Problem:
Below are entries to be transcribed exactly; exclude the pictures from the copy.

--- START Extracted information ---

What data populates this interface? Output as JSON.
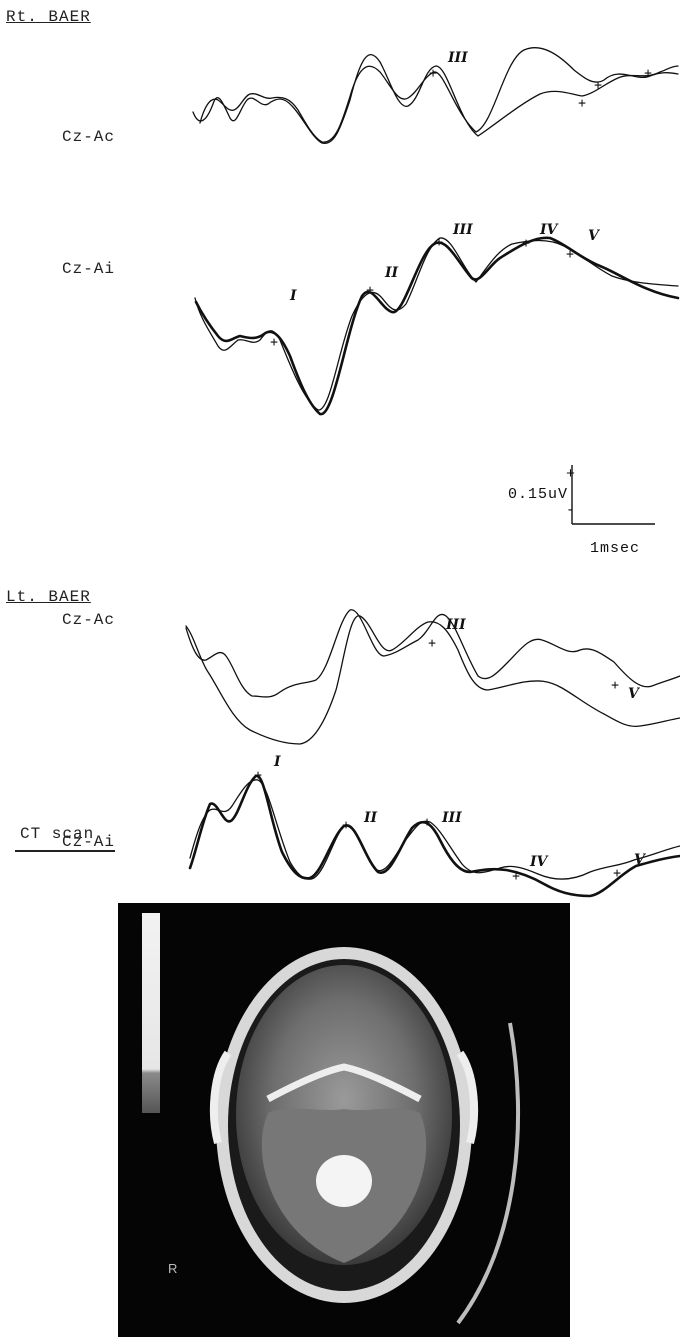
{
  "right_baer": {
    "title": "Rt. BAER",
    "cz_ac": {
      "label": "Cz-Ac",
      "peaks": [
        "III"
      ]
    },
    "cz_ai": {
      "label": "Cz-Ai",
      "peaks": [
        "I",
        "II",
        "III",
        "IV",
        "V"
      ]
    }
  },
  "scale_bar": {
    "amplitude": "0.15uV",
    "plus": "+",
    "minus": "-",
    "time": "1msec"
  },
  "left_baer": {
    "title": "Lt. BAER",
    "cz_ac": {
      "label": "Cz-Ac",
      "peaks": [
        "III",
        "V"
      ]
    },
    "cz_ai": {
      "label": "Cz-Ai",
      "peaks": [
        "I",
        "II",
        "III",
        "IV",
        "V"
      ]
    }
  },
  "ct": {
    "title": "CT scan",
    "side_marker": "R"
  },
  "colors": {
    "ink": "#111111",
    "ct_background": "#050505"
  }
}
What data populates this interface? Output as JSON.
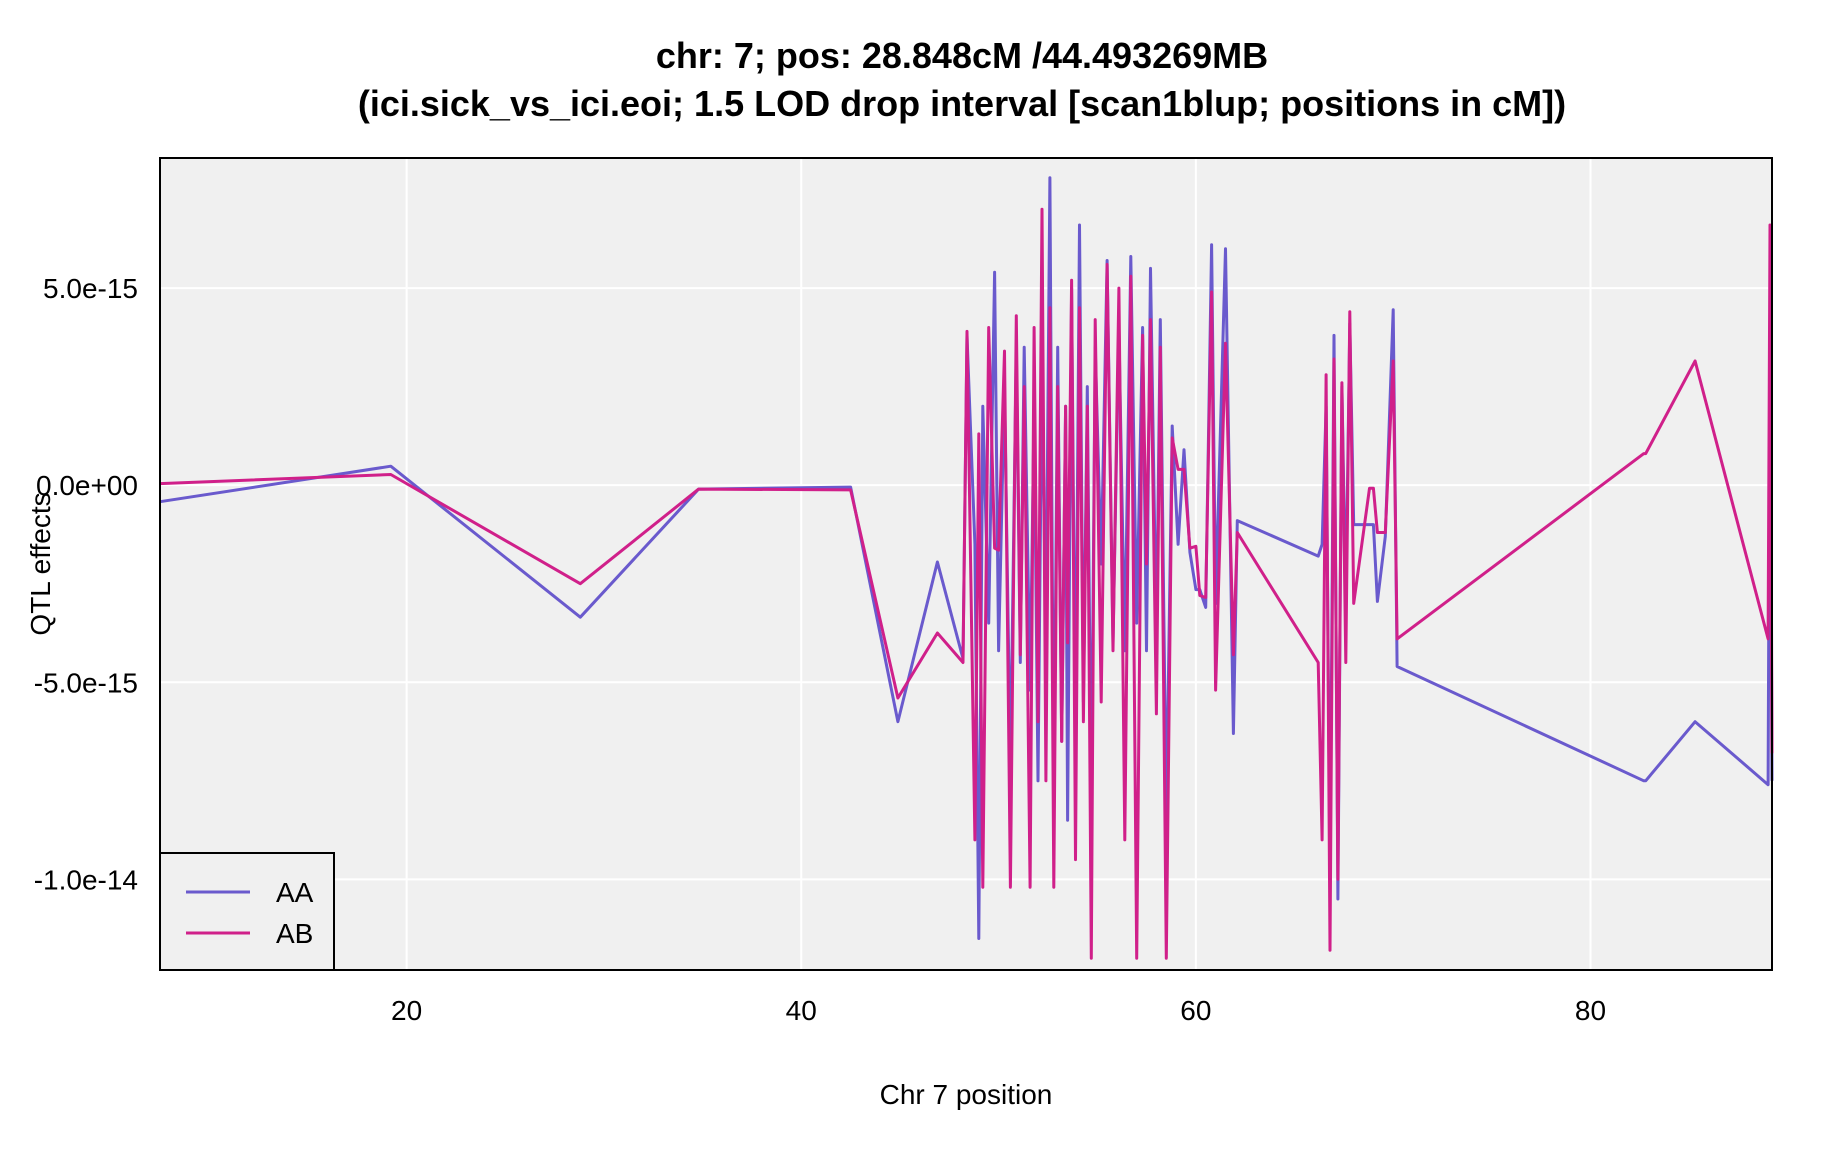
{
  "chart_data": {
    "type": "line",
    "title": "chr: 7; pos: 28.848cM /44.493269MB",
    "subtitle": "(ici.sick_vs_ici.eoi; 1.5 LOD drop interval [scan1blup; positions in cM])",
    "xlabel": "Chr 7 position",
    "ylabel": "QTL effects",
    "xlim": [
      7.5,
      89.2
    ],
    "ylim": [
      -1.23e-14,
      8.3e-15
    ],
    "x_ticks": [
      20,
      40,
      60,
      80
    ],
    "x_tick_labels": [
      "20",
      "40",
      "60",
      "80"
    ],
    "y_ticks": [
      5e-15,
      0,
      -5e-15,
      -1e-14
    ],
    "y_tick_labels": [
      "5.0e-15",
      "0.0e+00",
      "-5.0e-15",
      "-1.0e-14"
    ],
    "grid": true,
    "legend_position": "bottom-left",
    "series": [
      {
        "name": "AA",
        "color": "#6a5acd",
        "x": [
          7.5,
          19.2,
          28.8,
          34.8,
          42.5,
          44.9,
          46.9,
          48.2,
          48.4,
          48.8,
          49.0,
          49.2,
          49.5,
          49.8,
          50.0,
          50.3,
          50.6,
          50.9,
          51.1,
          51.3,
          51.6,
          51.8,
          52.0,
          52.2,
          52.4,
          52.6,
          52.8,
          53.0,
          53.2,
          53.4,
          53.5,
          53.7,
          53.9,
          54.1,
          54.3,
          54.5,
          54.7,
          54.9,
          55.2,
          55.5,
          55.8,
          56.1,
          56.4,
          56.7,
          57.0,
          57.3,
          57.5,
          57.7,
          58.0,
          58.2,
          58.5,
          58.8,
          59.1,
          59.4,
          59.7,
          60.0,
          60.2,
          60.5,
          60.8,
          61.0,
          61.5,
          61.9,
          62.1,
          66.2,
          66.4,
          66.6,
          66.8,
          67.0,
          67.2,
          67.4,
          67.6,
          67.8,
          68.0,
          68.8,
          69.0,
          69.2,
          69.6,
          70.0,
          70.2,
          82.7,
          82.8,
          85.3,
          89.0,
          89.1,
          89.2
        ],
        "values": [
          -4.2e-16,
          4.8e-16,
          -3.35e-15,
          -1e-16,
          -5e-17,
          -6e-15,
          -1.95e-15,
          -4.4e-15,
          3.8e-15,
          -1.5e-15,
          -1.15e-14,
          2e-15,
          -3.5e-15,
          5.4e-15,
          -4.2e-15,
          2.5e-15,
          -7.2e-15,
          3.5e-15,
          -4.5e-15,
          3.5e-15,
          -5.2e-15,
          2e-15,
          -7.5e-15,
          3e-15,
          -4e-15,
          7.8e-15,
          -8.5e-15,
          3.5e-15,
          -6.5e-15,
          2e-15,
          -8.5e-15,
          5e-15,
          -6.5e-15,
          6.6e-15,
          -5.5e-15,
          2.5e-15,
          -8.3e-15,
          3.5e-15,
          -2e-15,
          5.7e-15,
          -4e-15,
          4e-15,
          -4.2e-15,
          5.8e-15,
          -3.5e-15,
          4e-15,
          -4.2e-15,
          5.5e-15,
          -4e-15,
          4.2e-15,
          -8.5e-15,
          1.5e-15,
          -1.5e-15,
          9e-16,
          -1.7e-15,
          -2.65e-15,
          -2.65e-15,
          -3.1e-15,
          6.1e-15,
          -3e-15,
          6e-15,
          -6.3e-15,
          -9e-16,
          -1.8e-15,
          -1.5e-15,
          2e-15,
          -1e-14,
          3.8e-15,
          -1.05e-14,
          2.5e-15,
          -3e-15,
          4.1e-15,
          -1e-15,
          -1e-15,
          -1e-15,
          -2.95e-15,
          -1.3e-15,
          4.45e-15,
          -4.6e-15,
          -7.5e-15,
          -7.5e-15,
          -6e-15,
          -7.6e-15,
          4.3e-15,
          -7.5e-15
        ]
      },
      {
        "name": "AB",
        "color": "#d0208a",
        "x": [
          7.5,
          19.2,
          28.8,
          34.8,
          42.5,
          44.9,
          46.9,
          48.2,
          48.4,
          48.8,
          49.0,
          49.2,
          49.5,
          49.8,
          50.0,
          50.3,
          50.6,
          50.9,
          51.1,
          51.3,
          51.6,
          51.8,
          52.0,
          52.2,
          52.4,
          52.6,
          52.8,
          53.0,
          53.2,
          53.4,
          53.5,
          53.7,
          53.9,
          54.1,
          54.3,
          54.5,
          54.7,
          54.9,
          55.2,
          55.5,
          55.8,
          56.1,
          56.4,
          56.7,
          57.0,
          57.3,
          57.5,
          57.7,
          58.0,
          58.2,
          58.5,
          58.8,
          59.1,
          59.4,
          59.7,
          60.0,
          60.2,
          60.5,
          60.8,
          61.0,
          61.5,
          61.9,
          62.1,
          66.2,
          66.4,
          66.6,
          66.8,
          67.0,
          67.2,
          67.4,
          67.6,
          67.8,
          68.0,
          68.8,
          69.0,
          69.2,
          69.6,
          70.0,
          70.2,
          82.7,
          82.8,
          85.3,
          89.0,
          89.1,
          89.2
        ],
        "values": [
          4e-17,
          2.7e-16,
          -2.5e-15,
          -1e-16,
          -1.2e-16,
          -5.4e-15,
          -3.75e-15,
          -4.5e-15,
          3.9e-15,
          -9e-15,
          1.3e-15,
          -1.02e-14,
          4e-15,
          -1.6e-15,
          -1.65e-15,
          3.4e-15,
          -1.02e-14,
          4.3e-15,
          -4.3e-15,
          2.5e-15,
          -1.02e-14,
          4e-15,
          -6e-15,
          7e-15,
          -7.5e-15,
          4.5e-15,
          -1.02e-14,
          2.5e-15,
          -6.5e-15,
          2e-15,
          -4e-15,
          5.2e-15,
          -9.5e-15,
          4.5e-15,
          -6e-15,
          2e-15,
          -1.2e-14,
          4.2e-15,
          -5.5e-15,
          5.6e-15,
          -4.2e-15,
          5e-15,
          -9e-15,
          5.3e-15,
          -1.2e-14,
          3.8e-15,
          -2e-15,
          4.2e-15,
          -5.8e-15,
          3.5e-15,
          -1.2e-14,
          1.2e-15,
          4e-16,
          4e-16,
          -1.6e-15,
          -1.55e-15,
          -2.8e-15,
          -2.85e-15,
          4.9e-15,
          -5.2e-15,
          3.6e-15,
          -4.3e-15,
          -1.2e-15,
          -4.5e-15,
          -9e-15,
          2.8e-15,
          -1.18e-14,
          3.2e-15,
          -1e-14,
          2.6e-15,
          -4.5e-15,
          4.4e-15,
          -3e-15,
          -8e-17,
          -8e-17,
          -1.2e-15,
          -1.2e-15,
          3.15e-15,
          -3.9e-15,
          8e-16,
          8e-16,
          3.15e-15,
          -3.9e-15,
          6.6e-15,
          -6.8e-15
        ]
      }
    ]
  }
}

--- END Extracted information ---

Task output:
What data populates this interface? Output as JSON.
{
  "right_baer": {
    "title": "Rt. BAER",
    "cz_ac": {
      "label": "Cz-Ac",
      "peaks": [
        "III"
      ]
    },
    "cz_ai": {
      "label": "Cz-Ai",
      "peaks": [
        "I",
        "II",
        "III",
        "IV",
        "V"
      ]
    }
  },
  "scale_bar": {
    "amplitude": "0.15uV",
    "plus": "+",
    "minus": "-",
    "time": "1msec"
  },
  "left_baer": {
    "title": "Lt. BAER",
    "cz_ac": {
      "label": "Cz-Ac",
      "peaks": [
        "III",
        "V"
      ]
    },
    "cz_ai": {
      "label": "Cz-Ai",
      "peaks": [
        "I",
        "II",
        "III",
        "IV",
        "V"
      ]
    }
  },
  "ct": {
    "title": "CT scan",
    "side_marker": "R"
  },
  "colors": {
    "ink": "#111111",
    "ct_background": "#050505"
  }
}
What data populates this interface? Output as JSON.
{
  "chart_data": {
    "type": "line",
    "title": "chr: 7; pos: 28.848cM /44.493269MB",
    "subtitle": "(ici.sick_vs_ici.eoi; 1.5 LOD drop interval [scan1blup; positions in cM])",
    "xlabel": "Chr 7 position",
    "ylabel": "QTL effects",
    "xlim": [
      7.5,
      89.2
    ],
    "ylim": [
      -1.23e-14,
      8.3e-15
    ],
    "x_ticks": [
      20,
      40,
      60,
      80
    ],
    "x_tick_labels": [
      "20",
      "40",
      "60",
      "80"
    ],
    "y_ticks": [
      5e-15,
      0,
      -5e-15,
      -1e-14
    ],
    "y_tick_labels": [
      "5.0e-15",
      "0.0e+00",
      "-5.0e-15",
      "-1.0e-14"
    ],
    "grid": true,
    "legend_position": "bottom-left",
    "series": [
      {
        "name": "AA",
        "color": "#6a5acd",
        "x": [
          7.5,
          19.2,
          28.8,
          34.8,
          42.5,
          44.9,
          46.9,
          48.2,
          48.4,
          48.8,
          49.0,
          49.2,
          49.5,
          49.8,
          50.0,
          50.3,
          50.6,
          50.9,
          51.1,
          51.3,
          51.6,
          51.8,
          52.0,
          52.2,
          52.4,
          52.6,
          52.8,
          53.0,
          53.2,
          53.4,
          53.5,
          53.7,
          53.9,
          54.1,
          54.3,
          54.5,
          54.7,
          54.9,
          55.2,
          55.5,
          55.8,
          56.1,
          56.4,
          56.7,
          57.0,
          57.3,
          57.5,
          57.7,
          58.0,
          58.2,
          58.5,
          58.8,
          59.1,
          59.4,
          59.7,
          60.0,
          60.2,
          60.5,
          60.8,
          61.0,
          61.5,
          61.9,
          62.1,
          66.2,
          66.4,
          66.6,
          66.8,
          67.0,
          67.2,
          67.4,
          67.6,
          67.8,
          68.0,
          68.8,
          69.0,
          69.2,
          69.6,
          70.0,
          70.2,
          82.7,
          82.8,
          85.3,
          89.0,
          89.1,
          89.2
        ],
        "values": [
          -4.2e-16,
          4.8e-16,
          -3.35e-15,
          -1e-16,
          -5e-17,
          -6e-15,
          -1.95e-15,
          -4.4e-15,
          3.8e-15,
          -1.5e-15,
          -1.15e-14,
          2e-15,
          -3.5e-15,
          5.4e-15,
          -4.2e-15,
          2.5e-15,
          -7.2e-15,
          3.5e-15,
          -4.5e-15,
          3.5e-15,
          -5.2e-15,
          2e-15,
          -7.5e-15,
          3e-15,
          -4e-15,
          7.8e-15,
          -8.5e-15,
          3.5e-15,
          -6.5e-15,
          2e-15,
          -8.5e-15,
          5e-15,
          -6.5e-15,
          6.6e-15,
          -5.5e-15,
          2.5e-15,
          -8.3e-15,
          3.5e-15,
          -2e-15,
          5.7e-15,
          -4e-15,
          4e-15,
          -4.2e-15,
          5.8e-15,
          -3.5e-15,
          4e-15,
          -4.2e-15,
          5.5e-15,
          -4e-15,
          4.2e-15,
          -8.5e-15,
          1.5e-15,
          -1.5e-15,
          9e-16,
          -1.7e-15,
          -2.65e-15,
          -2.65e-15,
          -3.1e-15,
          6.1e-15,
          -3e-15,
          6e-15,
          -6.3e-15,
          -9e-16,
          -1.8e-15,
          -1.5e-15,
          2e-15,
          -1e-14,
          3.8e-15,
          -1.05e-14,
          2.5e-15,
          -3e-15,
          4.1e-15,
          -1e-15,
          -1e-15,
          -1e-15,
          -2.95e-15,
          -1.3e-15,
          4.45e-15,
          -4.6e-15,
          -7.5e-15,
          -7.5e-15,
          -6e-15,
          -7.6e-15,
          4.3e-15,
          -7.5e-15
        ]
      },
      {
        "name": "AB",
        "color": "#d0208a",
        "x": [
          7.5,
          19.2,
          28.8,
          34.8,
          42.5,
          44.9,
          46.9,
          48.2,
          48.4,
          48.8,
          49.0,
          49.2,
          49.5,
          49.8,
          50.0,
          50.3,
          50.6,
          50.9,
          51.1,
          51.3,
          51.6,
          51.8,
          52.0,
          52.2,
          52.4,
          52.6,
          52.8,
          53.0,
          53.2,
          53.4,
          53.5,
          53.7,
          53.9,
          54.1,
          54.3,
          54.5,
          54.7,
          54.9,
          55.2,
          55.5,
          55.8,
          56.1,
          56.4,
          56.7,
          57.0,
          57.3,
          57.5,
          57.7,
          58.0,
          58.2,
          58.5,
          58.8,
          59.1,
          59.4,
          59.7,
          60.0,
          60.2,
          60.5,
          60.8,
          61.0,
          61.5,
          61.9,
          62.1,
          66.2,
          66.4,
          66.6,
          66.8,
          67.0,
          67.2,
          67.4,
          67.6,
          67.8,
          68.0,
          68.8,
          69.0,
          69.2,
          69.6,
          70.0,
          70.2,
          82.7,
          82.8,
          85.3,
          89.0,
          89.1,
          89.2
        ],
        "values": [
          4e-17,
          2.7e-16,
          -2.5e-15,
          -1e-16,
          -1.2e-16,
          -5.4e-15,
          -3.75e-15,
          -4.5e-15,
          3.9e-15,
          -9e-15,
          1.3e-15,
          -1.02e-14,
          4e-15,
          -1.6e-15,
          -1.65e-15,
          3.4e-15,
          -1.02e-14,
          4.3e-15,
          -4.3e-15,
          2.5e-15,
          -1.02e-14,
          4e-15,
          -6e-15,
          7e-15,
          -7.5e-15,
          4.5e-15,
          -1.02e-14,
          2.5e-15,
          -6.5e-15,
          2e-15,
          -4e-15,
          5.2e-15,
          -9.5e-15,
          4.5e-15,
          -6e-15,
          2e-15,
          -1.2e-14,
          4.2e-15,
          -5.5e-15,
          5.6e-15,
          -4.2e-15,
          5e-15,
          -9e-15,
          5.3e-15,
          -1.2e-14,
          3.8e-15,
          -2e-15,
          4.2e-15,
          -5.8e-15,
          3.5e-15,
          -1.2e-14,
          1.2e-15,
          4e-16,
          4e-16,
          -1.6e-15,
          -1.55e-15,
          -2.8e-15,
          -2.85e-15,
          4.9e-15,
          -5.2e-15,
          3.6e-15,
          -4.3e-15,
          -1.2e-15,
          -4.5e-15,
          -9e-15,
          2.8e-15,
          -1.18e-14,
          3.2e-15,
          -1e-14,
          2.6e-15,
          -4.5e-15,
          4.4e-15,
          -3e-15,
          -8e-17,
          -8e-17,
          -1.2e-15,
          -1.2e-15,
          3.15e-15,
          -3.9e-15,
          8e-16,
          8e-16,
          3.15e-15,
          -3.9e-15,
          6.6e-15,
          -6.8e-15
        ]
      }
    ]
  }
}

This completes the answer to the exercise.